▶ [Short problem] Tally up the lines below that include the word "http". Answer with the number alone.

(Saved entries)
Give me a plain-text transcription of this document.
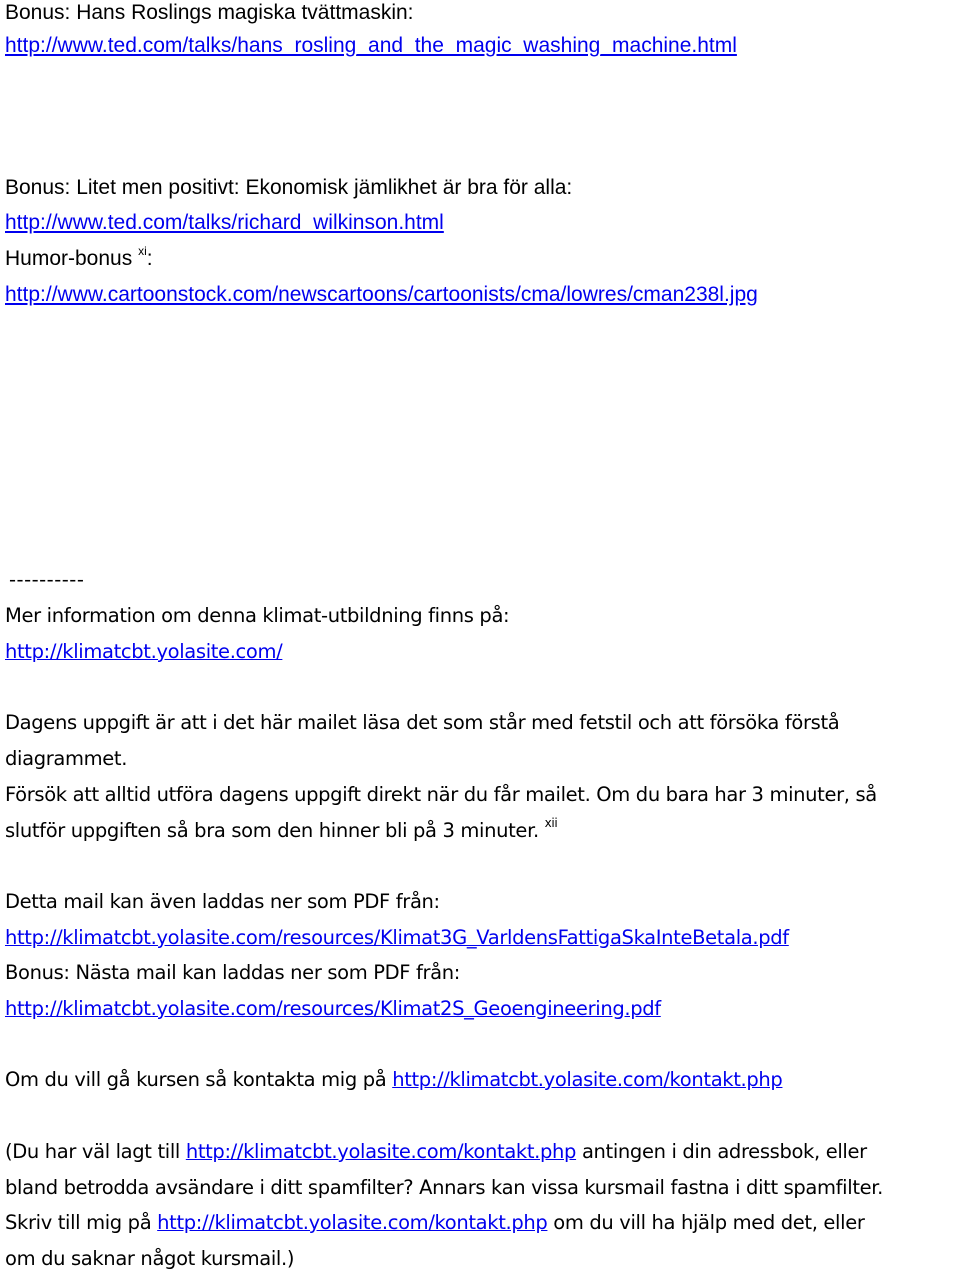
Bonus: Hans Roslings magiska tvättmaskin:
http://www.ted.com/talks/hans_rosling_and_the_magic_washing_machine.html
Bonus: Litet men positivt: Ekonomisk jämlikhet är bra för alla:
http://www.ted.com/talks/richard_wilkinson.html
Humor-bonus $^{xi}$:
http://www.cartoonstock.com/newscartoons/cartoonists/cma/lowres/cman238l.jpg
----------
Mer information om denna klimat-utbildning finns på:
http://klimatcbt.yolasite.com/
Dagens uppgift är att i det här mailet läsa det som står med fetstil och att försöka förstå
diagrammet.
Försök att alltid utföra dagens uppgift direkt när du får mailet. Om du bara har 3 minuter, så
slutför uppgiften så bra som den hinner bli på 3 minuter. $^{xii}$
Detta mail kan även laddas ner som PDF från:
http://klimatcbt.yolasite.com/resources/Klimat3G_VarldensFattigaSkaInteBetala.pdf
Bonus: Nästa mail kan laddas ner som PDF från:
http://klimatcbt.yolasite.com/resources/Klimat2S_Geoengineering.pdf
Om du vill gå kursen så kontakta mig på http://klimatcbt.yolasite.com/kontakt.php
(Du har väl lagt till http://klimatcbt.yolasite.com/kontakt.php antingen i din adressbok, eller
bland betrodda avsändare i ditt spamfilter? Annars kan vissa kursmail fastna i ditt spamfilter.
Skriv till mig på http://klimatcbt.yolasite.com/kontakt.php om du vill ha hjälp med det, eller
om du saknar något kursmail.)
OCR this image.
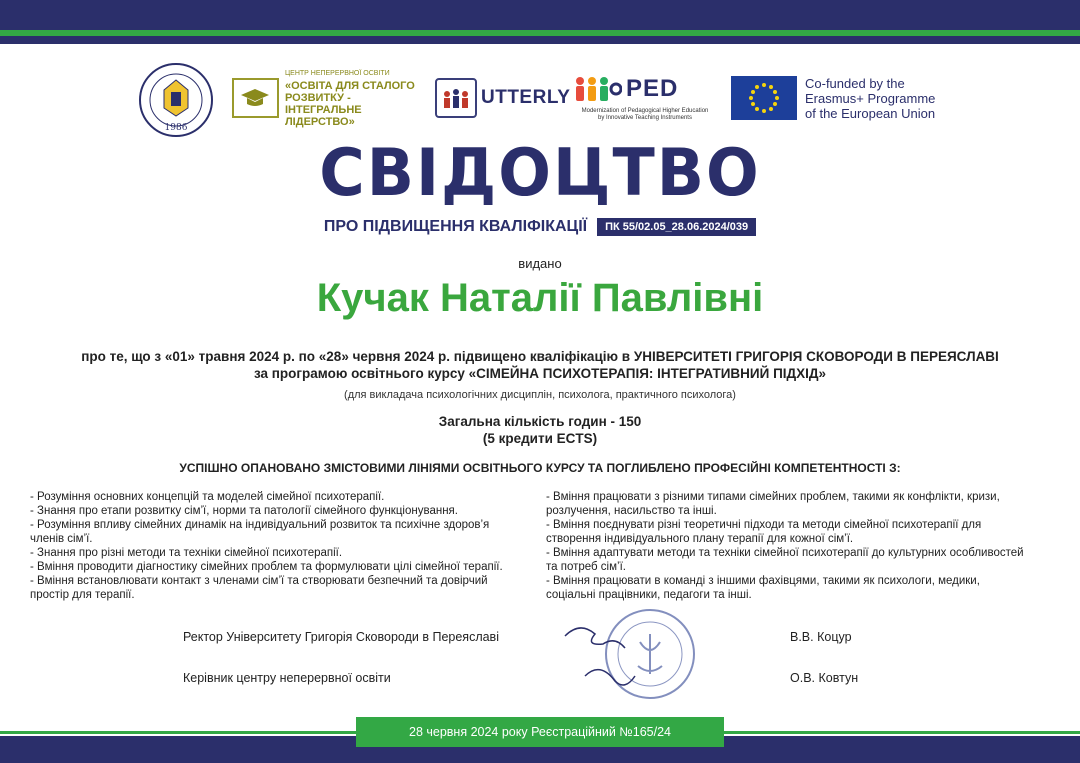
1986
ЦЕНТР НЕПЕРЕРВНОЇ ОСВІТИ
«ОСВІТА ДЛЯ СТАЛОГО
РОЗВИТКУ - ІНТЕГРАЛЬНЕ
ЛІДЕРСТВО»
UTTERLY PED
Modernization of Pedagogical Higher Education
by Innovative Teaching Instruments
Co-funded by the
Erasmus+ Programme
of the European Union
СВІДОЦТВО
ПРО ПІДВИЩЕННЯ КВАЛІФІКАЦІЇ	ПК 55/02.05_28.06.2024/039
видано
Кучак Наталії Павлівні
про те, що з «01» травня 2024 р. по «28» червня 2024 р. підвищено кваліфікацію в УНІВЕРСИТЕТІ ГРИГОРІЯ СКОВОРОДИ В ПЕРЕЯСЛАВІ
за програмою освітнього курсу «СІМЕЙНА ПСИХОТЕРАПІЯ: ІНТЕГРАТИВНИЙ ПІДХІД»
(для викладача психологічних дисциплін, психолога, практичного психолога)
Загальна кількість годин - 150
(5 кредити ECTS)
УСПІШНО ОПАНОВАНО ЗМІСТОВИМИ ЛІНІЯМИ ОСВІТНЬОГО КУРСУ ТА ПОГЛИБЛЕНО ПРОФЕСІЙНІ КОМПЕТЕНТНОСТІ З:
- Розуміння основних концепцій та моделей сімейної психотерапії.
- Знання про етапи розвитку сім’ї, норми та патології сімейного функціонування.
- Розуміння впливу сімейних динамік на індивідуальний розвиток та психічне здоров’я
членів сім’ї.
- Знання про різні методи та техніки сімейної психотерапії.
- Вміння проводити діагностику сімейних проблем та формулювати цілі сімейної терапії.
- Вміння встановлювати контакт з членами сім’ї та створювати безпечний та довірчий
простір для терапії.
- Вміння працювати з різними типами сімейних проблем, такими як конфлікти, кризи,
розлучення, насильство та інші.
- Вміння поєднувати різні теоретичні підходи та методи сімейної психотерапії для
створення індивідуального плану терапії для кожної сім’ї.
- Вміння адаптувати методи та техніки сімейної психотерапії до культурних особливостей
та потреб сім’ї.
- Вміння працювати в команді з іншими фахівцями, такими як психологи, медики,
соціальні працівники, педагоги та інші.
Ректор Університету Григорія Сковороди в Переяславі	В.В. Коцур
Керівник центру неперервної освіти	О.В. Ковтун
28 червня 2024 року Реєстраційний №165/24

▶ [Response] 9